Stored items from a collection
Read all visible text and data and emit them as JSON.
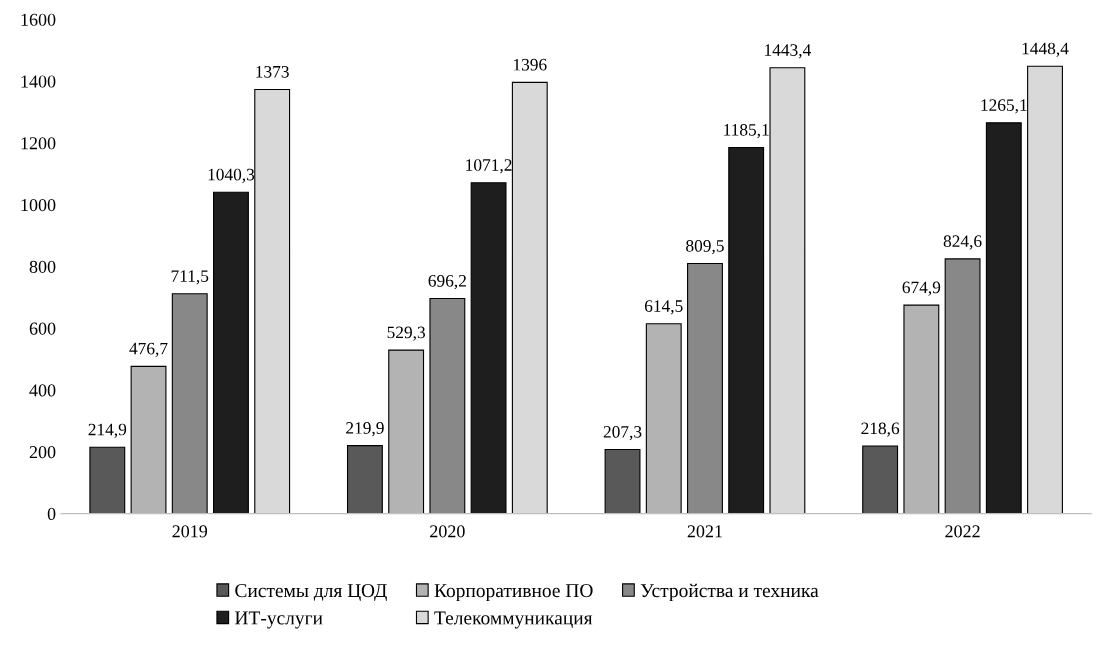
{
  "chart_data": {
    "type": "bar",
    "categories": [
      "2019",
      "2020",
      "2021",
      "2022"
    ],
    "series": [
      {
        "name": "Системы для ЦОД",
        "color": "#595959",
        "values": [
          214.9,
          219.9,
          207.3,
          218.6
        ],
        "value_labels": [
          "214,9",
          "219,9",
          "207,3",
          "218,6"
        ]
      },
      {
        "name": "Корпоративное ПО",
        "color": "#b3b3b3",
        "values": [
          476.7,
          529.3,
          614.5,
          674.9
        ],
        "value_labels": [
          "476,7",
          "529,3",
          "614,5",
          "674,9"
        ]
      },
      {
        "name": "Устройства и техника",
        "color": "#888888",
        "values": [
          711.5,
          696.2,
          809.5,
          824.6
        ],
        "value_labels": [
          "711,5",
          "696,2",
          "809,5",
          "824,6"
        ]
      },
      {
        "name": "ИТ-услуги",
        "color": "#1e1e1e",
        "values": [
          1040.3,
          1071.2,
          1185.1,
          1265.1
        ],
        "value_labels": [
          "1040,3",
          "1071,2",
          "1185,1",
          "1265,1"
        ]
      },
      {
        "name": "Телекоммуникация",
        "color": "#d9d9d9",
        "values": [
          1373,
          1396,
          1443.4,
          1448.4
        ],
        "value_labels": [
          "1373",
          "1396",
          "1443,4",
          "1448,4"
        ]
      }
    ],
    "ylim": [
      0,
      1600
    ],
    "yticks": [
      0,
      200,
      400,
      600,
      800,
      1000,
      1200,
      1400,
      1600
    ],
    "grid": false,
    "legend": "bottom"
  }
}
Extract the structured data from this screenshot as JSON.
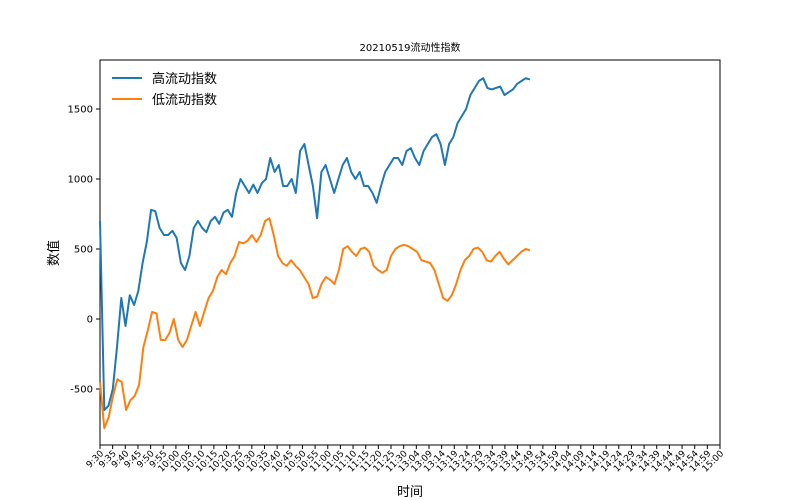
{
  "chart_data": {
    "type": "line",
    "title": "20210519流动性指数",
    "xlabel": "时间",
    "ylabel": "数值",
    "ylim": [
      -900,
      1850
    ],
    "yticks": [
      -500,
      0,
      500,
      1000,
      1500
    ],
    "legend": "upper-left",
    "grid": false,
    "x_tick_labels": [
      "9:30",
      "9:35",
      "9:40",
      "9:45",
      "9:50",
      "9:55",
      "10:00",
      "10:05",
      "10:10",
      "10:15",
      "10:20",
      "10:25",
      "10:30",
      "10:35",
      "10:40",
      "10:45",
      "10:50",
      "10:55",
      "11:00",
      "11:05",
      "11:10",
      "11:15",
      "11:20",
      "11:25",
      "11:30",
      "13:04",
      "13:09",
      "13:14",
      "13:19",
      "13:24",
      "13:29",
      "13:34",
      "13:39",
      "13:44",
      "13:49",
      "13:54",
      "13:59",
      "14:04",
      "14:09",
      "14:14",
      "14:19",
      "14:24",
      "14:29",
      "14:34",
      "14:39",
      "14:44",
      "14:49",
      "14:54",
      "14:59",
      "15:00"
    ],
    "series": [
      {
        "name": "高流动指数",
        "color": "#1f77b4",
        "values": [
          700,
          -650,
          -620,
          -500,
          -200,
          150,
          -50,
          170,
          100,
          200,
          400,
          550,
          780,
          770,
          650,
          600,
          600,
          630,
          580,
          400,
          350,
          450,
          650,
          700,
          650,
          620,
          700,
          730,
          680,
          760,
          780,
          730,
          900,
          1000,
          950,
          900,
          960,
          900,
          970,
          1000,
          1150,
          1050,
          1100,
          950,
          950,
          1000,
          900,
          1200,
          1250,
          1100,
          950,
          720,
          1050,
          1100,
          1000,
          900,
          1000,
          1100,
          1150,
          1050,
          1000,
          1050,
          950,
          950,
          900,
          830,
          950,
          1050,
          1100,
          1150,
          1150,
          1100,
          1200,
          1220,
          1150,
          1100,
          1200,
          1250,
          1300,
          1320,
          1250,
          1100,
          1250,
          1300,
          1400,
          1450,
          1500,
          1600,
          1650,
          1700,
          1720,
          1650,
          1640,
          1650,
          1660,
          1600,
          1620,
          1640,
          1680,
          1700,
          1720,
          1710
        ]
      },
      {
        "name": "低流动指数",
        "color": "#ff7f0e",
        "values": [
          -450,
          -780,
          -700,
          -550,
          -430,
          -450,
          -650,
          -580,
          -550,
          -470,
          -200,
          -80,
          50,
          40,
          -150,
          -150,
          -100,
          0,
          -150,
          -200,
          -150,
          -50,
          50,
          -50,
          50,
          150,
          200,
          300,
          350,
          320,
          400,
          450,
          550,
          540,
          560,
          600,
          550,
          600,
          700,
          720,
          600,
          450,
          400,
          380,
          420,
          380,
          350,
          300,
          250,
          150,
          160,
          250,
          300,
          280,
          250,
          350,
          500,
          520,
          480,
          450,
          500,
          510,
          480,
          380,
          350,
          330,
          350,
          450,
          500,
          520,
          530,
          520,
          500,
          480,
          420,
          410,
          400,
          350,
          250,
          150,
          130,
          170,
          250,
          350,
          420,
          450,
          500,
          510,
          480,
          420,
          410,
          450,
          480,
          430,
          390,
          420,
          450,
          480,
          500,
          490
        ]
      }
    ]
  }
}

▸ WHAT YOU WILL DO
Gather every line from the listing above in which the word "JSON" appears.

▸ TASK RESULT
Read all visible text and data and emit them as JSON.
Extract the structured data from this screenshot as JSON.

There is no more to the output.